**Stated goal**
Copy out the listing below, character for character, from its first line through the line containing "reference-link-paragraph [135, 188, 736, 213]", both included.

* start Exercise input *

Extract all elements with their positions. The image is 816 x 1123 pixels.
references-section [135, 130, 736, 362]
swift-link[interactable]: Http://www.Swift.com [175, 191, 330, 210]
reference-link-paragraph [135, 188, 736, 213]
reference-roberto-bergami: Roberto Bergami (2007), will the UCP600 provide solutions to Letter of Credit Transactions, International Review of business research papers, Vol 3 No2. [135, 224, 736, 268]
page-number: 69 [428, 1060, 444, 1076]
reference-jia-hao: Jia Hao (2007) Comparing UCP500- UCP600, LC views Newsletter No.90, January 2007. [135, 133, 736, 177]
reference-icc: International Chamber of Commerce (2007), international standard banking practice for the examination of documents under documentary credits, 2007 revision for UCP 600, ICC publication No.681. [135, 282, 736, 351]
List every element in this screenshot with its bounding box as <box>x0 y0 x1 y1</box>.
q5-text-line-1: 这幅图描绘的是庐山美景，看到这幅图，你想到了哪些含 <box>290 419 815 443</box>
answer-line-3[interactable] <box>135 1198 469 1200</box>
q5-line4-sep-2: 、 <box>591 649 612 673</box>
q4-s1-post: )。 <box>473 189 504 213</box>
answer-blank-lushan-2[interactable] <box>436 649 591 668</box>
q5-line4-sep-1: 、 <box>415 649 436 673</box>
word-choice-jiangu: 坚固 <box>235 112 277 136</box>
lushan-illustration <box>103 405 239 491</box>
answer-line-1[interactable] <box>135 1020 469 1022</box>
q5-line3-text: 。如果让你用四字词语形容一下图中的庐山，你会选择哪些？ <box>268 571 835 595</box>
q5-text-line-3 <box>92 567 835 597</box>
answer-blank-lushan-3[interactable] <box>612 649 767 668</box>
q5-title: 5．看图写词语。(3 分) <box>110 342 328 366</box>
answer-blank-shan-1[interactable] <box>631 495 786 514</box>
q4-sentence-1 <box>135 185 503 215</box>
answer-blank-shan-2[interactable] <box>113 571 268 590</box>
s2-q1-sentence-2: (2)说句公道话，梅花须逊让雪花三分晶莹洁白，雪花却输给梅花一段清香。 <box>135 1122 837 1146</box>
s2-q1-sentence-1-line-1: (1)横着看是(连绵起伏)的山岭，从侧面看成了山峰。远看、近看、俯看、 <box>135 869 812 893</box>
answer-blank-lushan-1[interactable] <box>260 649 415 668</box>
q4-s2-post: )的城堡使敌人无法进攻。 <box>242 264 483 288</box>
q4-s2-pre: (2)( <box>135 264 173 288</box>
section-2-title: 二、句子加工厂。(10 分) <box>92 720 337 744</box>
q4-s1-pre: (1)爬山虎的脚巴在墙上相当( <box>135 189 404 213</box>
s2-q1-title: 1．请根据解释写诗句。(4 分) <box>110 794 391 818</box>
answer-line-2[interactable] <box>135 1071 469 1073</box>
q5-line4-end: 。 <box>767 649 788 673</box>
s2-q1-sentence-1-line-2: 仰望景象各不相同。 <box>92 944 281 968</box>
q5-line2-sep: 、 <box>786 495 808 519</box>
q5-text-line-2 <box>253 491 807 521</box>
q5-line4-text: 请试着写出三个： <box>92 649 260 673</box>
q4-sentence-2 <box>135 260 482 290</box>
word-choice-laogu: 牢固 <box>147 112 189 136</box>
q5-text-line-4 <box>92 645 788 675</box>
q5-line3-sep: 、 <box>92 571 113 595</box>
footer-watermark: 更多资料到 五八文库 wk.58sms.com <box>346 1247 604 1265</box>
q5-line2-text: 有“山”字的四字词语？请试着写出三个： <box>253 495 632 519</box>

* end Exercise input *

**The output**
Extract all elements with their positions. The image is 816 x 1123 pixels.
references-section [135, 130, 736, 362]
swift-link[interactable]: Http://www.Swift.com [175, 191, 330, 210]
reference-link-paragraph [135, 188, 736, 213]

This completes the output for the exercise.